INPUT DATA:
☆ ☆ ☆
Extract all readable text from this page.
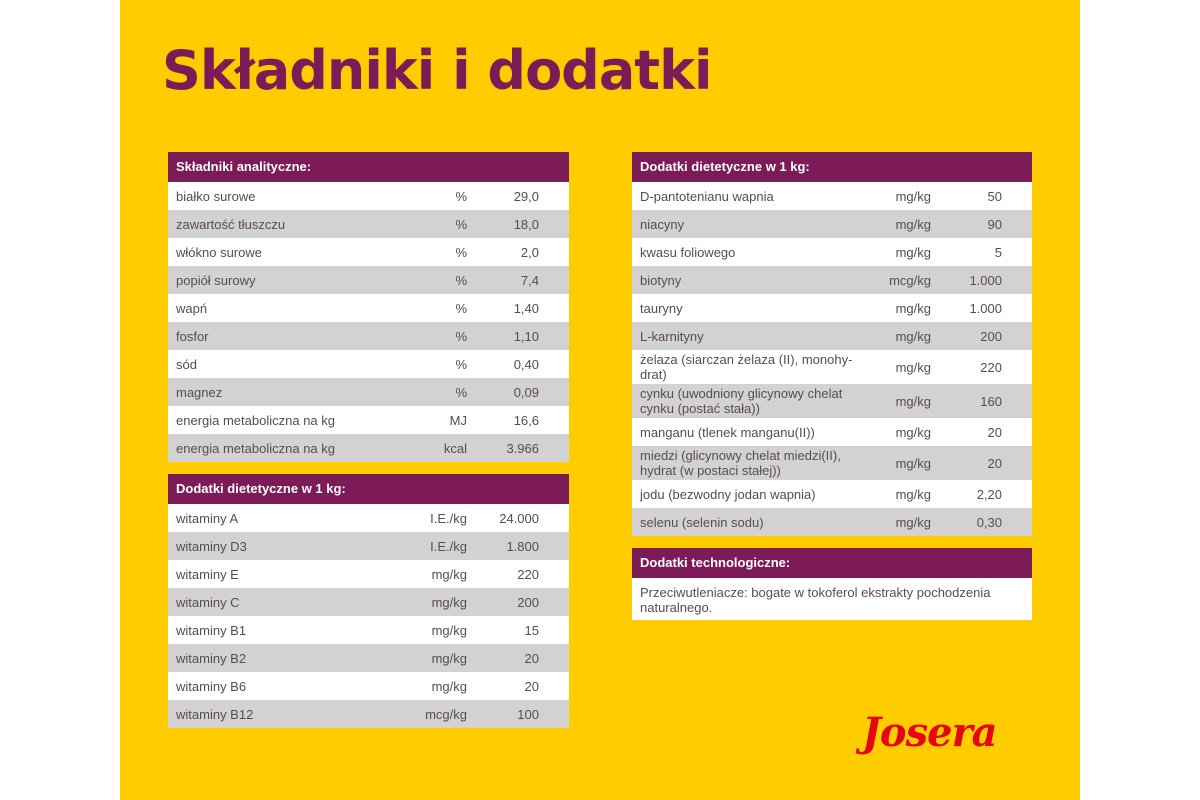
Składniki i dodatki
Składniki analityczne:
białko surowe	%	29,0
zawartość tłuszczu	%	18,0
włókno surowe	%	2,0
popiół surowy	%	7,4
wapń	%	1,40
fosfor	%	1,10
sód	%	0,40
magnez	%	0,09
energia metaboliczna na kg	MJ	16,6
energia metaboliczna na kg	kcal	3.966
Dodatki dietetyczne w 1 kg:
witaminy A	I.E./kg 24.000
witaminy D3	I.E./kg	1.800
witaminy E	mg/kg	220
witaminy C	mg/kg	200
witaminy B1	mg/kg	15
witaminy B2	mg/kg	20
witaminy B6	mg/kg	20
witaminy B12	mcg/kg	100
Dodatki dietetyczne w 1 kg:
D-pantotenianu wapnia	mg/kg	50
niacyny	mg/kg	90
kwasu foliowego	mg/kg	5
biotyny	mcg/kg	1.000
tauryny	mg/kg	1.000
L-karnityny	mg/kg	200
żelaza (siarczan żelaza (II), monohy-drat)	mg/kg	220
cynku (uwodniony glicynowy chelat cynku (postać stała))	mg/kg	160
manganu (tlenek manganu(II))	mg/kg	20
miedzi (glicynowy chelat miedzi(II), hydrat (w postaci stałej))	mg/kg	20
jodu (bezwodny jodan wapnia)	mg/kg	2,20
selenu (selenin sodu)	mg/kg	0,30
Dodatki technologiczne:
Przeciwutleniacze: bogate w tokoferol ekstrakty pochodzenia naturalnego.
Josera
☆ ☆ ☆
EXERCISE REQUIREMENTS: Select from the material above each line in which the string "metaboliczna" appears, and list those lines.

ANSWER TO THE TASK:
energia metaboliczna na kg	MJ	16,6
energia metaboliczna na kg	kcal	3.966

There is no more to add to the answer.